──────── DATASET CONTENT ────────

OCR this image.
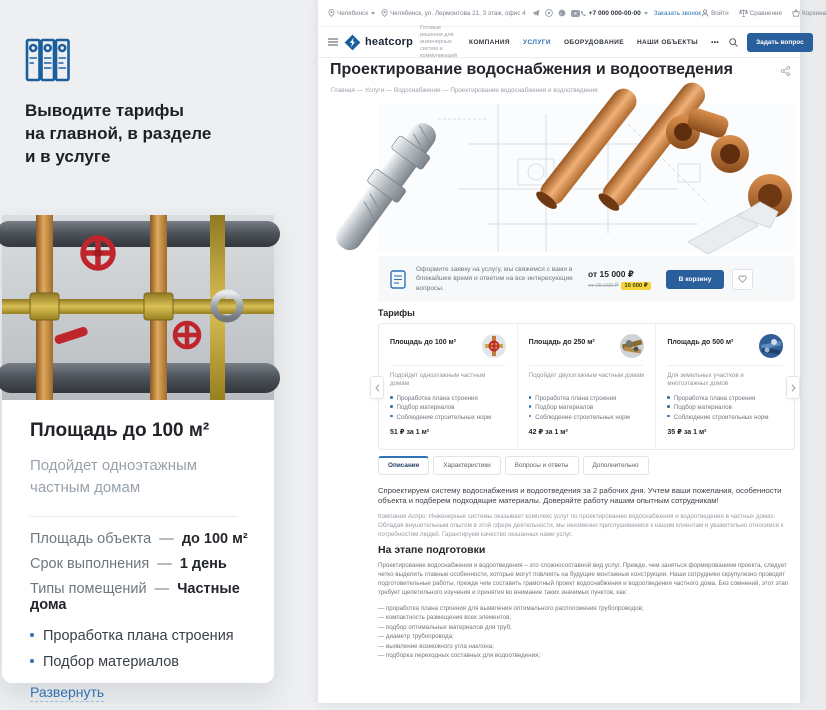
Выводите тарифы
на главной, в разделе
и в услуге
Площадь до 100 м²
Подойдет одноэтажным частным домам
Площадь объекта — до 100 м²
Срок выполнения — 1 день
Типы помещений — Частные дома
Проработка плана строения
Подбор материалов
Развернуть
Челябинск	Челябинск, ул. Лермонтова 21, 3 этаж, офис 4	+7 000 000-00-00 Заказать звонок Войти	Сравнение	Корзина
heatcorp
Готовые решения для инженерных
систем и коммуникаций
КОМПАНИЯ УСЛУГИ ОБОРУДОВАНИЕ НАШИ ОБЪЕКТЫ •••	Задать вопрос
Проектирование водоснабжения и водоотведения
Главная — Услуги — Водоснабжение — Проектирование водоснабжения и водоотведения
Оформите заявку на услугу, мы свяжемся с вами в ближайшее время и ответим на все интересующие вопросы.
от 15 000 ₽
от 25 000 ₽	10 000 ₽
В корзину
Тарифы
Площадь до 100 м²
Подойдет одноэтажным частным домам
Проработка плана строения
Подбор материалов
Соблюдение строительных норм
51 ₽ за 1 м²
Площадь до 250 м²
Подойдет двухэтажным частным домам
Проработка плана строения
Подбор материалов
Соблюдение строительных норм
42 ₽ за 1 м²
Площадь до 500 м²
Для земельных участков и многоэтажных домов
Проработка плана строения
Подбор материалов
Соблюдение строительных норм
35 ₽ за 1 м²
Описание	Характеристики	Вопросы и ответы	Дополнительно
Спроектируем систему водоснабжения и водоотведения за 2 рабочих дня. Учтем ваши пожелания, особенности объекта и подберем подходящие материалы. Доверяйте работу нашим опытным сотрудникам!
Компания Аспро: Инженерные системы оказывает комплекс услуг по проектированию водоснабжения и водоотведения в частных домах. Обладая внушительным опытом в этой сфере деятельности, мы неизменно прислушиваемся к нашим клиентам и уважительно относимся к потребностям людей. Гарантируем качество оказанных нами услуг.
На этапе подготовки
Проектирование водоснабжения и водоотведения – это сложносоставной вид услуг. Прежде, чем заняться формированием проекта, следует четко выделить главные особенности, которые могут повлиять на будущие монтажные конструкции. Наши сотрудники скрупулезно проводят подготовительные работы, прежде чем составить грамотный проект водоснабжения и водоотведения частного дома. Без сомнений, этот этап требует щепетильного изучения и принятия во внимание таких значимых пунктов, как:
— проработка плана строения для выявления оптимального расположения трубопроводов;
— компактность размещения всех элементов;
— подбор оптимальных материалов для труб;
— диаметр трубопровода;
— выявление возможного угла наклона;
— подборка переходных составных для водоотведения;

────────

■ WHAT TO PRODUCE: Drop the pictures and reproduce the rest of the entries above exactly.

■ WRITTEN SOLUTION:
OCR this image.
Выводите тарифы
на главной, в разделе
и в услуге
Площадь до 100 м²
Подойдет одноэтажным частным домам
Площадь объекта — до 100 м²
Срок выполнения — 1 день
Типы помещений — Частные дома
Проработка плана строения
Подбор материалов
Развернуть
Челябинск	Челябинск, ул. Лермонтова 21, 3 этаж, офис 4	+7 000 000-00-00 Заказать звонок Войти	Сравнение	Корзина
heatcorp
Готовые решения для инженерных
систем и коммуникаций
КОМПАНИЯ УСЛУГИ ОБОРУДОВАНИЕ НАШИ ОБЪЕКТЫ •••	Задать вопрос
Проектирование водоснабжения и водоотведения
Главная — Услуги — Водоснабжение — Проектирование водоснабжения и водоотведения
Оформите заявку на услугу, мы свяжемся с вами в ближайшее время и ответим на все интересующие вопросы.
от 15 000 ₽
от 25 000 ₽	10 000 ₽
В корзину
Тарифы
Площадь до 100 м²
Подойдет одноэтажным частным домам
Проработка плана строения
Подбор материалов
Соблюдение строительных норм
51 ₽ за 1 м²
Площадь до 250 м²
Подойдет двухэтажным частным домам
Проработка плана строения
Подбор материалов
Соблюдение строительных норм
42 ₽ за 1 м²
Площадь до 500 м²
Для земельных участков и многоэтажных домов
Проработка плана строения
Подбор материалов
Соблюдение строительных норм
35 ₽ за 1 м²
Описание	Характеристики	Вопросы и ответы	Дополнительно
Спроектируем систему водоснабжения и водоотведения за 2 рабочих дня. Учтем ваши пожелания, особенности объекта и подберем подходящие материалы. Доверяйте работу нашим опытным сотрудникам!
Компания Аспро: Инженерные системы оказывает комплекс услуг по проектированию водоснабжения и водоотведения в частных домах. Обладая внушительным опытом в этой сфере деятельности, мы неизменно прислушиваемся к нашим клиентам и уважительно относимся к потребностям людей. Гарантируем качество оказанных нами услуг.
На этапе подготовки
Проектирование водоснабжения и водоотведения – это сложносоставной вид услуг. Прежде, чем заняться формированием проекта, следует четко выделить главные особенности, которые могут повлиять на будущие монтажные конструкции. Наши сотрудники скрупулезно проводят подготовительные работы, прежде чем составить грамотный проект водоснабжения и водоотведения частного дома. Без сомнений, этот этап требует щепетильного изучения и принятия во внимание таких значимых пунктов, как:
— проработка плана строения для выявления оптимального расположения трубопроводов;
— компактность размещения всех элементов;
— подбор оптимальных материалов для труб;
— диаметр трубопровода;
— выявление возможного угла наклона;
— подборка переходных составных для водоотведения;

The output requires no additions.